India: Can There Be A Progressive Uniform Civil Code? | Omar Rashid (May 31, 2023)

Can There Be A Progressive Uniform Civil Code?
 
What we need is a UCC that is acceptable to all sections of society, gender
and communities
 
Omar Rashid
 
31 May 2023
 
https://www.outlookindia.com/national/can-there-be-a-progressive-uniform-civil-code-magazine-290740
 
In October 2017, a citizen’s group that included well-known activist
Bezwada Wilson and musician T M Krishna presented a proposal of a model
‘progressive’ Uniform Civil Code (UCC) to the chairperson of the Law
Commission of India, Justice B S Chauhan.
 
The draft proposed the dissolution of the Hindu Undivided Family and the
repeal of various personal laws of religious communities, including The
Hindu Marriage Act, 1955, The Muslim Personal Law (Sharia) Application Act,
1937, The Indian Christian Marriage Act, 1872, The Parsi Marriage and
Divorce Act, 1936 and The Hindu Succession Act, 1956. The draft
standardised the process of marriage, partnership, right to adopt, divorce,
custody of child, succession and inheritance in accordance with uniformity
of gender as well as sexuality.

■ Exercise set:
1/ Transcribe the Uniform Civil Code text from "31 May 2023" to "B S Chauhan.".
2/ Pick up the text about a progressive Uniform Civil Code right after its last sentence and continue it.
The entries that come next are separate material and have no connection to the text about the Uniform Civil Code.

■ Excerpted data:

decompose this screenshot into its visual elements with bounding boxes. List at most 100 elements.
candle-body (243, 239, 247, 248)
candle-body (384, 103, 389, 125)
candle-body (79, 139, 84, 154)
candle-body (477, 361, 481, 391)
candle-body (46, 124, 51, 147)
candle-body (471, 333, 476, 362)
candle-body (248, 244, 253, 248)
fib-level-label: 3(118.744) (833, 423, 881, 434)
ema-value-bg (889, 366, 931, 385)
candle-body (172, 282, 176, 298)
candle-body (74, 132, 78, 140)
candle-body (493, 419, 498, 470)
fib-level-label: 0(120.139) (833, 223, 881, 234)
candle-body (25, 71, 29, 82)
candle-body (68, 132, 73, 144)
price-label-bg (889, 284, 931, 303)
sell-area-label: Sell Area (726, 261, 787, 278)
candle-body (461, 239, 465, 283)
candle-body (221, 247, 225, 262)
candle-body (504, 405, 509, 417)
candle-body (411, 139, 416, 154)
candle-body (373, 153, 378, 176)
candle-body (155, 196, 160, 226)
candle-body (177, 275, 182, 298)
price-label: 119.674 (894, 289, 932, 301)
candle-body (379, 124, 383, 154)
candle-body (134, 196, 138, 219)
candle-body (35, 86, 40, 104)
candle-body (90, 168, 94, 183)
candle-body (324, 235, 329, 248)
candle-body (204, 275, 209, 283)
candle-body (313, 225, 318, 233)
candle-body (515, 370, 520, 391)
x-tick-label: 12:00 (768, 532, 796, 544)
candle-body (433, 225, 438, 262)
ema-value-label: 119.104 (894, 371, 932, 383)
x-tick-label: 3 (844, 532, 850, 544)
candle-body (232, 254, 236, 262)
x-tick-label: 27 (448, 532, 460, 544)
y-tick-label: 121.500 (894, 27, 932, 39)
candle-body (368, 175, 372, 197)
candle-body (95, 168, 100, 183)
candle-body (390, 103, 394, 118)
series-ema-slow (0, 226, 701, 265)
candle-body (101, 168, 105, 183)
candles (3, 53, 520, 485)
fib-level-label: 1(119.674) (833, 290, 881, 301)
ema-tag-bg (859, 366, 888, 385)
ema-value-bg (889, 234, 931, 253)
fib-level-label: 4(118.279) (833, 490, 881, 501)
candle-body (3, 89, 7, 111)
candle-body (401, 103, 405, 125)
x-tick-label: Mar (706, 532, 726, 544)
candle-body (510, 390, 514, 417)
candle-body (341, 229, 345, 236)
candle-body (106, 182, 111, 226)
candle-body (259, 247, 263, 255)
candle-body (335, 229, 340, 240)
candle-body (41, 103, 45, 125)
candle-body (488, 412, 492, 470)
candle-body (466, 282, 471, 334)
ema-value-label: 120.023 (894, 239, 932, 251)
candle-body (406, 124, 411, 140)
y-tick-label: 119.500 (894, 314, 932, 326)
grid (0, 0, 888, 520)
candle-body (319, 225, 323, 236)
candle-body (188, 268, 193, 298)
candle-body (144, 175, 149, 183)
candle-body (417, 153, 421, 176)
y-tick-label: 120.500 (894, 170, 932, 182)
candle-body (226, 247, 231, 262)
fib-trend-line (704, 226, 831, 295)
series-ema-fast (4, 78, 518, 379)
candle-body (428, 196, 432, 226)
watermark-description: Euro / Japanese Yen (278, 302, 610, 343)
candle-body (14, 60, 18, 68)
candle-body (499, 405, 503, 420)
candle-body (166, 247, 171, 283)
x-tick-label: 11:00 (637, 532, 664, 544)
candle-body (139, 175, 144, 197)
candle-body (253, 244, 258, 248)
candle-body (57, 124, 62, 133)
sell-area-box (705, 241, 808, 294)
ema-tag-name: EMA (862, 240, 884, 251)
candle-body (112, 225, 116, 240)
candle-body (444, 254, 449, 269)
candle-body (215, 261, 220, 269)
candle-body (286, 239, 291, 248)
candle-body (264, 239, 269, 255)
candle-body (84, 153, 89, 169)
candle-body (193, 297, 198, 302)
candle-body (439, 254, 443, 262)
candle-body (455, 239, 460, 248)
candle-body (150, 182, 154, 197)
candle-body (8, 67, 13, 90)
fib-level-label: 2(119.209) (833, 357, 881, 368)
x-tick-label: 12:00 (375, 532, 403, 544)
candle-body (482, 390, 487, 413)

■ Per-task answers:
1/
31 May 2023
 
https://www.outlookindia.com/national/can-there-be-a-progressive-uniform-civil-code-magazine-290740
 
In October 2017, a citizen’s group that included well-known activist
Bezwada Wilson and musician T M Krishna presented a proposal of a model
‘progressive’ Uniform Civil Code (UCC) to the chairperson of the Law
Commission of India, Justice B S Chauhan.

2/
 
For instance, it proposed that no non-judicial decree of divorce would have
any legal effect. A divorce would be granted by a district court or civil
court on an application by the person seeking it and after hearing the
other spouse. There would be four grounds for divorce—mut­ual consent of
both persons, irr­etrievable breakdown of marriage, physical or mental
cruelty by the spouse or mental unsoundness of the spouse. The draft
outlined an inclusive definition of marriage, as the legal union of a man
with a woman, a man with another man, a woman with another woman, a
transgender with another transgender or a transgender with a man or a woman.
 
The draft of the ‘progressive’ UCC was based on the premise that personal
laws of all religions were beset with various inequities, especially in the
context of gender. Unless the “discrimination entrenched in all personal
laws” was not eliminated, the values and principles enshrined in the
Constitution could not be truly honoured, the group said in a note to
Justice Chauhan.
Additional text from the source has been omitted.